**WRITTEN REQUEST**
Your task is to copy every line of this material exactly.

[Records excerpted from a collection]
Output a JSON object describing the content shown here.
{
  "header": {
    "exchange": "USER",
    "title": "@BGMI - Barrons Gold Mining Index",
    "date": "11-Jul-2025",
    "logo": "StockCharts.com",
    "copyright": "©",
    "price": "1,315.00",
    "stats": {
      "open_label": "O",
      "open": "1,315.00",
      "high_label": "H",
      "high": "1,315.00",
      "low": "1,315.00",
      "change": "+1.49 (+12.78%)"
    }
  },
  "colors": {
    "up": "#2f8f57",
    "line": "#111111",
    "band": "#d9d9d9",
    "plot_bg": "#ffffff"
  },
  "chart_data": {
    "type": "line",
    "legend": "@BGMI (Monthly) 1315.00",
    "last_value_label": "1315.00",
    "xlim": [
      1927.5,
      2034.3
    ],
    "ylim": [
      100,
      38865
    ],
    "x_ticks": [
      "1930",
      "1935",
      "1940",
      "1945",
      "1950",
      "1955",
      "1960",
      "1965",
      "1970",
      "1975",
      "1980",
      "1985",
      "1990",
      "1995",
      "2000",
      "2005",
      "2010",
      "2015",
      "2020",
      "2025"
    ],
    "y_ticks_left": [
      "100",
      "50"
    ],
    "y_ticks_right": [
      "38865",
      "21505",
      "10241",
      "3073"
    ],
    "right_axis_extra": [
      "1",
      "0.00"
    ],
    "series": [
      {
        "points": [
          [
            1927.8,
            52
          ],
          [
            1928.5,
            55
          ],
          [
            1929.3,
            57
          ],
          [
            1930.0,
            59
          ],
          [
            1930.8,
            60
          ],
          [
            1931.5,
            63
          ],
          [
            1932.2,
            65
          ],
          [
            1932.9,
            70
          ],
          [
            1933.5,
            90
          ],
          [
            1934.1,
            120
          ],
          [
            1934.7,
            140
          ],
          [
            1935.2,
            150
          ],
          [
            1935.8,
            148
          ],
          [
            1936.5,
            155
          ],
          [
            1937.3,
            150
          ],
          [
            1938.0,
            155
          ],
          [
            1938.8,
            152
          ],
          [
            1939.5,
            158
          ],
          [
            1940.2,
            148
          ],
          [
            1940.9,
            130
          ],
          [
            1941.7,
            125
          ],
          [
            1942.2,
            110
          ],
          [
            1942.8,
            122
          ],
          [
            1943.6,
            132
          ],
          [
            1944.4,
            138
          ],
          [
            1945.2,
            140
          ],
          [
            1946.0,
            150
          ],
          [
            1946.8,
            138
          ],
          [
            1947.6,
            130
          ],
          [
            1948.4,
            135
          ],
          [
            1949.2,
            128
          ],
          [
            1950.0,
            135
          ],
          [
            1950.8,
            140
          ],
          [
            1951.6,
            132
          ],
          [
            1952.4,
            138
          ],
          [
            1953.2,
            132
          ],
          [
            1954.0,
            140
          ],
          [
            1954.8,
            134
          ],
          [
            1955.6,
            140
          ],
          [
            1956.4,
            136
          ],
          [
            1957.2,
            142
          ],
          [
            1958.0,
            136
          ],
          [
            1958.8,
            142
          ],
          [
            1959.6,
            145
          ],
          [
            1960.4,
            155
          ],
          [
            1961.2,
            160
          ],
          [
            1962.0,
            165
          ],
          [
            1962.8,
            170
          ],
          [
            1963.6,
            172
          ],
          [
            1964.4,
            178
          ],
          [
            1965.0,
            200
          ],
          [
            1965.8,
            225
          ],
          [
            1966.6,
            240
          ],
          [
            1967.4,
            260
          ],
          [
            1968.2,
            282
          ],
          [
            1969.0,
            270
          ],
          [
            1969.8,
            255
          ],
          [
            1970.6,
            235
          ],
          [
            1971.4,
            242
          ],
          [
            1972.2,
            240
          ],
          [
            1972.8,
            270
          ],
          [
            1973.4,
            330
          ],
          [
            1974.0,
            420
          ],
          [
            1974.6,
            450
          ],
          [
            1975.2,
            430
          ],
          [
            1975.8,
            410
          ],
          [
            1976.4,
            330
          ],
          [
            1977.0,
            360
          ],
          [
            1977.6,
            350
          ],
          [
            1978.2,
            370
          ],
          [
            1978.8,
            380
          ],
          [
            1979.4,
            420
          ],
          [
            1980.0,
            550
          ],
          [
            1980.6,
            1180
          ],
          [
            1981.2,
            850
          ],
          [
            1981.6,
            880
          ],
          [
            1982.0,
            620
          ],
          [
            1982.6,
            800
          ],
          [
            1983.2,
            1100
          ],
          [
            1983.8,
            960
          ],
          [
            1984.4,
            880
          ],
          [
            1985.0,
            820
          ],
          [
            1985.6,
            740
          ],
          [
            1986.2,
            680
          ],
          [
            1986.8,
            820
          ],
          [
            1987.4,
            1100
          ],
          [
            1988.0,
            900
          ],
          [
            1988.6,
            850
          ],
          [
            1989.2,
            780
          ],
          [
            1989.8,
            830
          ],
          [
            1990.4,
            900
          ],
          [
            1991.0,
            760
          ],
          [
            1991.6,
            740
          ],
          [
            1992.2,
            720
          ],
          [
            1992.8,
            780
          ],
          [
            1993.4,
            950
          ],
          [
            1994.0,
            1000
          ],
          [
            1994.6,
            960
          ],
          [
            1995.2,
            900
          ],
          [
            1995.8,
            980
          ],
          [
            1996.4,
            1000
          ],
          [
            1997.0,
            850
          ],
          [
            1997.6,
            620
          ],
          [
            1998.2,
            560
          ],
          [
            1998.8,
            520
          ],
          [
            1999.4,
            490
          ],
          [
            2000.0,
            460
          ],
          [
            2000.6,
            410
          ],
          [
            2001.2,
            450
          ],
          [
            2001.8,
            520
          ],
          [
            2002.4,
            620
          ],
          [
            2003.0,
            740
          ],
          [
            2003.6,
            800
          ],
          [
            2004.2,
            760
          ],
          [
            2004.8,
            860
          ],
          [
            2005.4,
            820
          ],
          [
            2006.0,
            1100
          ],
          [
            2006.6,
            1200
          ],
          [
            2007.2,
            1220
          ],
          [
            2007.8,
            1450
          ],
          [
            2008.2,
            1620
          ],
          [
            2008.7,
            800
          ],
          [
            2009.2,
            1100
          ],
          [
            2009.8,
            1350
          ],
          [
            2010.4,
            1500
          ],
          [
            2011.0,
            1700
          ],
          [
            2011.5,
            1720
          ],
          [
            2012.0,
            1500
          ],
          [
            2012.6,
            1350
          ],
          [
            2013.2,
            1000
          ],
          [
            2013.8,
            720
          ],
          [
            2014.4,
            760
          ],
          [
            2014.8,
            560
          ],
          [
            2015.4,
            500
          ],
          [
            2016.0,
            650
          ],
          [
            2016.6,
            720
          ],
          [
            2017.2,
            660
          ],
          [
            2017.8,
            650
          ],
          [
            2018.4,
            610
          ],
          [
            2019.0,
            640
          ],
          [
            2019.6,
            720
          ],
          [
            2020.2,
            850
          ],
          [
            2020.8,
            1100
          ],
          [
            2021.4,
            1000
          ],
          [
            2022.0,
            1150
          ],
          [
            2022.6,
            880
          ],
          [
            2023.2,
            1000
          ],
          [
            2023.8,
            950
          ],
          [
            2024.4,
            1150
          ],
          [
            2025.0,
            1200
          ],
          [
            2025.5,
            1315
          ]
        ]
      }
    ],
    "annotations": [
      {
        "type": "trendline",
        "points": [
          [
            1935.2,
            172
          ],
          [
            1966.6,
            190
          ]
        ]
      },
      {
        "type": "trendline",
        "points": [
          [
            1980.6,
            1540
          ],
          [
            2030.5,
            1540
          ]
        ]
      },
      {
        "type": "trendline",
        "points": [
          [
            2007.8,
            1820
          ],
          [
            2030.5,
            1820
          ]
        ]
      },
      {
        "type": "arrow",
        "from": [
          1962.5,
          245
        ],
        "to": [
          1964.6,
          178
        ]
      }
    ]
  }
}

**WRITTEN ANSWER**
Output a JSON object describing the content shown here.
{
  "header": {
    "exchange": "USER",
    "title": "@BGMI - Barrons Gold Mining Index",
    "date": "11-Jul-2025",
    "logo": "StockCharts.com",
    "copyright": "©",
    "price": "1,315.00",
    "stats": {
      "open_label": "O",
      "open": "1,315.00",
      "high_label": "H",
      "high": "1,315.00",
      "low": "1,315.00",
      "change": "+1.49 (+12.78%)"
    }
  },
  "colors": {
    "up": "#2f8f57",
    "line": "#111111",
    "band": "#d9d9d9",
    "plot_bg": "#ffffff"
  },
  "chart_data": {
    "type": "line",
    "legend": "@BGMI (Monthly) 1315.00",
    "last_value_label": "1315.00",
    "xlim": [
      1927.5,
      2034.3
    ],
    "ylim": [
      100,
      38865
    ],
    "x_ticks": [
      "1930",
      "1935",
      "1940",
      "1945",
      "1950",
      "1955",
      "1960",
      "1965",
      "1970",
      "1975",
      "1980",
      "1985",
      "1990",
      "1995",
      "2000",
      "2005",
      "2010",
      "2015",
      "2020",
      "2025"
    ],
    "y_ticks_left": [
      "100",
      "50"
    ],
    "y_ticks_right": [
      "38865",
      "21505",
      "10241",
      "3073"
    ],
    "right_axis_extra": [
      "1",
      "0.00"
    ],
    "series": [
      {
        "points": [
          [
            1927.8,
            52
          ],
          [
            1928.5,
            55
          ],
          [
            1929.3,
            57
          ],
          [
            1930.0,
            59
          ],
          [
            1930.8,
            60
          ],
          [
            1931.5,
            63
          ],
          [
            1932.2,
            65
          ],
          [
            1932.9,
            70
          ],
          [
            1933.5,
            90
          ],
          [
            1934.1,
            120
          ],
          [
            1934.7,
            140
          ],
          [
            1935.2,
            150
          ],
          [
            1935.8,
            148
          ],
          [
            1936.5,
            155
          ],
          [
            1937.3,
            150
          ],
          [
            1938.0,
            155
          ],
          [
            1938.8,
            152
          ],
          [
            1939.5,
            158
          ],
          [
            1940.2,
            148
          ],
          [
            1940.9,
            130
          ],
          [
            1941.7,
            125
          ],
          [
            1942.2,
            110
          ],
          [
            1942.8,
            122
          ],
          [
            1943.6,
            132
          ],
          [
            1944.4,
            138
          ],
          [
            1945.2,
            140
          ],
          [
            1946.0,
            150
          ],
          [
            1946.8,
            138
          ],
          [
            1947.6,
            130
          ],
          [
            1948.4,
            135
          ],
          [
            1949.2,
            128
          ],
          [
            1950.0,
            135
          ],
          [
            1950.8,
            140
          ],
          [
            1951.6,
            132
          ],
          [
            1952.4,
            138
          ],
          [
            1953.2,
            132
          ],
          [
            1954.0,
            140
          ],
          [
            1954.8,
            134
          ],
          [
            1955.6,
            140
          ],
          [
            1956.4,
            136
          ],
          [
            1957.2,
            142
          ],
          [
            1958.0,
            136
          ],
          [
            1958.8,
            142
          ],
          [
            1959.6,
            145
          ],
          [
            1960.4,
            155
          ],
          [
            1961.2,
            160
          ],
          [
            1962.0,
            165
          ],
          [
            1962.8,
            170
          ],
          [
            1963.6,
            172
          ],
          [
            1964.4,
            178
          ],
          [
            1965.0,
            200
          ],
          [
            1965.8,
            225
          ],
          [
            1966.6,
            240
          ],
          [
            1967.4,
            260
          ],
          [
            1968.2,
            282
          ],
          [
            1969.0,
            270
          ],
          [
            1969.8,
            255
          ],
          [
            1970.6,
            235
          ],
          [
            1971.4,
            242
          ],
          [
            1972.2,
            240
          ],
          [
            1972.8,
            270
          ],
          [
            1973.4,
            330
          ],
          [
            1974.0,
            420
          ],
          [
            1974.6,
            450
          ],
          [
            1975.2,
            430
          ],
          [
            1975.8,
            410
          ],
          [
            1976.4,
            330
          ],
          [
            1977.0,
            360
          ],
          [
            1977.6,
            350
          ],
          [
            1978.2,
            370
          ],
          [
            1978.8,
            380
          ],
          [
            1979.4,
            420
          ],
          [
            1980.0,
            550
          ],
          [
            1980.6,
            1180
          ],
          [
            1981.2,
            850
          ],
          [
            1981.6,
            880
          ],
          [
            1982.0,
            620
          ],
          [
            1982.6,
            800
          ],
          [
            1983.2,
            1100
          ],
          [
            1983.8,
            960
          ],
          [
            1984.4,
            880
          ],
          [
            1985.0,
            820
          ],
          [
            1985.6,
            740
          ],
          [
            1986.2,
            680
          ],
          [
            1986.8,
            820
          ],
          [
            1987.4,
            1100
          ],
          [
            1988.0,
            900
          ],
          [
            1988.6,
            850
          ],
          [
            1989.2,
            780
          ],
          [
            1989.8,
            830
          ],
          [
            1990.4,
            900
          ],
          [
            1991.0,
            760
          ],
          [
            1991.6,
            740
          ],
          [
            1992.2,
            720
          ],
          [
            1992.8,
            780
          ],
          [
            1993.4,
            950
          ],
          [
            1994.0,
            1000
          ],
          [
            1994.6,
            960
          ],
          [
            1995.2,
            900
          ],
          [
            1995.8,
            980
          ],
          [
            1996.4,
            1000
          ],
          [
            1997.0,
            850
          ],
          [
            1997.6,
            620
          ],
          [
            1998.2,
            560
          ],
          [
            1998.8,
            520
          ],
          [
            1999.4,
            490
          ],
          [
            2000.0,
            460
          ],
          [
            2000.6,
            410
          ],
          [
            2001.2,
            450
          ],
          [
            2001.8,
            520
          ],
          [
            2002.4,
            620
          ],
          [
            2003.0,
            740
          ],
          [
            2003.6,
            800
          ],
          [
            2004.2,
            760
          ],
          [
            2004.8,
            860
          ],
          [
            2005.4,
            820
          ],
          [
            2006.0,
            1100
          ],
          [
            2006.6,
            1200
          ],
          [
            2007.2,
            1220
          ],
          [
            2007.8,
            1450
          ],
          [
            2008.2,
            1620
          ],
          [
            2008.7,
            800
          ],
          [
            2009.2,
            1100
          ],
          [
            2009.8,
            1350
          ],
          [
            2010.4,
            1500
          ],
          [
            2011.0,
            1700
          ],
          [
            2011.5,
            1720
          ],
          [
            2012.0,
            1500
          ],
          [
            2012.6,
            1350
          ],
          [
            2013.2,
            1000
          ],
          [
            2013.8,
            720
          ],
          [
            2014.4,
            760
          ],
          [
            2014.8,
            560
          ],
          [
            2015.4,
            500
          ],
          [
            2016.0,
            650
          ],
          [
            2016.6,
            720
          ],
          [
            2017.2,
            660
          ],
          [
            2017.8,
            650
          ],
          [
            2018.4,
            610
          ],
          [
            2019.0,
            640
          ],
          [
            2019.6,
            720
          ],
          [
            2020.2,
            850
          ],
          [
            2020.8,
            1100
          ],
          [
            2021.4,
            1000
          ],
          [
            2022.0,
            1150
          ],
          [
            2022.6,
            880
          ],
          [
            2023.2,
            1000
          ],
          [
            2023.8,
            950
          ],
          [
            2024.4,
            1150
          ],
          [
            2025.0,
            1200
          ],
          [
            2025.5,
            1315
          ]
        ]
      }
    ],
    "annotations": [
      {
        "type": "trendline",
        "points": [
          [
            1935.2,
            172
          ],
          [
            1966.6,
            190
          ]
        ]
      },
      {
        "type": "trendline",
        "points": [
          [
            1980.6,
            1540
          ],
          [
            2030.5,
            1540
          ]
        ]
      },
      {
        "type": "trendline",
        "points": [
          [
            2007.8,
            1820
          ],
          [
            2030.5,
            1820
          ]
        ]
      },
      {
        "type": "arrow",
        "from": [
          1962.5,
          245
        ],
        "to": [
          1964.6,
          178
        ]
      }
    ]
  }
}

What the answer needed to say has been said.